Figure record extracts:

________

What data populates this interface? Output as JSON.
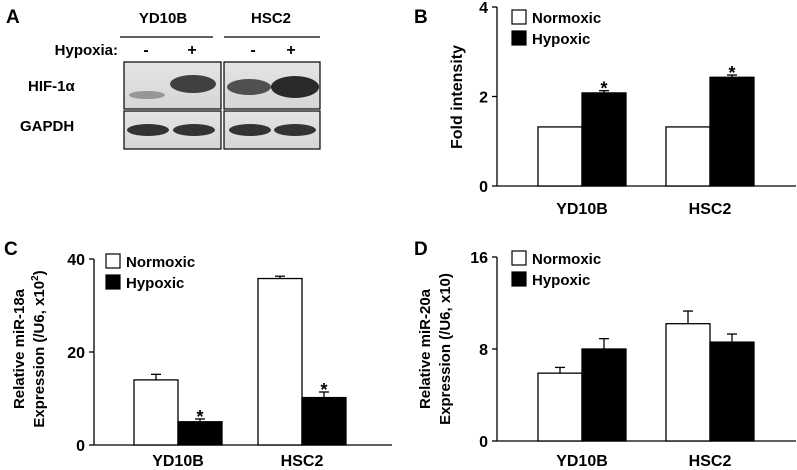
{
  "panel_letters": {
    "a": "A",
    "b": "B",
    "c": "C",
    "d": "D"
  },
  "blot": {
    "cell_lines": [
      "YD10B",
      "HSC2"
    ],
    "condition_label": "Hypoxia:",
    "lane_signs": [
      "-",
      "+",
      "-",
      "+"
    ],
    "proteins": [
      "HIF-1α",
      "GAPDH"
    ]
  },
  "chart_data": [
    {
      "panel": "B",
      "type": "bar",
      "categories": [
        "YD10B",
        "HSC2"
      ],
      "series": [
        {
          "name": "Normoxic",
          "values": [
            1.32,
            1.32
          ],
          "errors": [
            0,
            0
          ]
        },
        {
          "name": "Hypoxic",
          "values": [
            2.08,
            2.43
          ],
          "errors": [
            0.05,
            0.05
          ]
        }
      ],
      "significance": [
        [
          "",
          "*"
        ],
        [
          "",
          "*"
        ]
      ],
      "title": "",
      "xlabel": "",
      "ylabel": "Fold intensity",
      "ylim": [
        0,
        4
      ],
      "yticks": [
        "0",
        "2",
        "4"
      ],
      "legend_position": "top-left",
      "grid": false
    },
    {
      "panel": "C",
      "type": "bar",
      "categories": [
        "YD10B",
        "HSC2"
      ],
      "series": [
        {
          "name": "Normoxic",
          "values": [
            14.0,
            35.8
          ],
          "errors": [
            1.2,
            0.5
          ]
        },
        {
          "name": "Hypoxic",
          "values": [
            5.0,
            10.2
          ],
          "errors": [
            0.6,
            1.2
          ]
        }
      ],
      "significance": [
        [
          "",
          "*"
        ],
        [
          "",
          "*"
        ]
      ],
      "title": "",
      "xlabel": "",
      "ylabel_line1": "Relative miR-18a",
      "ylabel_line2": "Expression (/U6, x10",
      "ylabel_sup": "2",
      "ylabel_close": ")",
      "ylim": [
        0,
        40
      ],
      "yticks": [
        "0",
        "20",
        "40"
      ],
      "legend_position": "top-left",
      "grid": false
    },
    {
      "panel": "D",
      "type": "bar",
      "categories": [
        "YD10B",
        "HSC2"
      ],
      "series": [
        {
          "name": "Normoxic",
          "values": [
            5.9,
            10.2
          ],
          "errors": [
            0.5,
            1.1
          ]
        },
        {
          "name": "Hypoxic",
          "values": [
            8.0,
            8.6
          ],
          "errors": [
            0.9,
            0.7
          ]
        }
      ],
      "significance": [
        [
          "",
          ""
        ],
        [
          "",
          ""
        ]
      ],
      "title": "",
      "xlabel": "",
      "ylabel_line1": "Relative miR-20a",
      "ylabel_line2": "Expression (/U6, x10)",
      "ylim": [
        0,
        16
      ],
      "yticks": [
        "0",
        "8",
        "16"
      ],
      "legend_position": "top-left",
      "grid": false
    }
  ]
}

________

▶ [REQUIRED ACTION] Copy the entries exactly. No pictures.

▶ [OUTPUT FOR THIS EXERCISE]
What data populates this interface? Output as JSON.
{
  "panel_letters": {
    "a": "A",
    "b": "B",
    "c": "C",
    "d": "D"
  },
  "blot": {
    "cell_lines": [
      "YD10B",
      "HSC2"
    ],
    "condition_label": "Hypoxia:",
    "lane_signs": [
      "-",
      "+",
      "-",
      "+"
    ],
    "proteins": [
      "HIF-1α",
      "GAPDH"
    ]
  },
  "chart_data": [
    {
      "panel": "B",
      "type": "bar",
      "categories": [
        "YD10B",
        "HSC2"
      ],
      "series": [
        {
          "name": "Normoxic",
          "values": [
            1.32,
            1.32
          ],
          "errors": [
            0,
            0
          ]
        },
        {
          "name": "Hypoxic",
          "values": [
            2.08,
            2.43
          ],
          "errors": [
            0.05,
            0.05
          ]
        }
      ],
      "significance": [
        [
          "",
          "*"
        ],
        [
          "",
          "*"
        ]
      ],
      "title": "",
      "xlabel": "",
      "ylabel": "Fold intensity",
      "ylim": [
        0,
        4
      ],
      "yticks": [
        "0",
        "2",
        "4"
      ],
      "legend_position": "top-left",
      "grid": false
    },
    {
      "panel": "C",
      "type": "bar",
      "categories": [
        "YD10B",
        "HSC2"
      ],
      "series": [
        {
          "name": "Normoxic",
          "values": [
            14.0,
            35.8
          ],
          "errors": [
            1.2,
            0.5
          ]
        },
        {
          "name": "Hypoxic",
          "values": [
            5.0,
            10.2
          ],
          "errors": [
            0.6,
            1.2
          ]
        }
      ],
      "significance": [
        [
          "",
          "*"
        ],
        [
          "",
          "*"
        ]
      ],
      "title": "",
      "xlabel": "",
      "ylabel_line1": "Relative miR-18a",
      "ylabel_line2": "Expression (/U6, x10",
      "ylabel_sup": "2",
      "ylabel_close": ")",
      "ylim": [
        0,
        40
      ],
      "yticks": [
        "0",
        "20",
        "40"
      ],
      "legend_position": "top-left",
      "grid": false
    },
    {
      "panel": "D",
      "type": "bar",
      "categories": [
        "YD10B",
        "HSC2"
      ],
      "series": [
        {
          "name": "Normoxic",
          "values": [
            5.9,
            10.2
          ],
          "errors": [
            0.5,
            1.1
          ]
        },
        {
          "name": "Hypoxic",
          "values": [
            8.0,
            8.6
          ],
          "errors": [
            0.9,
            0.7
          ]
        }
      ],
      "significance": [
        [
          "",
          ""
        ],
        [
          "",
          ""
        ]
      ],
      "title": "",
      "xlabel": "",
      "ylabel_line1": "Relative miR-20a",
      "ylabel_line2": "Expression (/U6, x10)",
      "ylim": [
        0,
        16
      ],
      "yticks": [
        "0",
        "8",
        "16"
      ],
      "legend_position": "top-left",
      "grid": false
    }
  ]
}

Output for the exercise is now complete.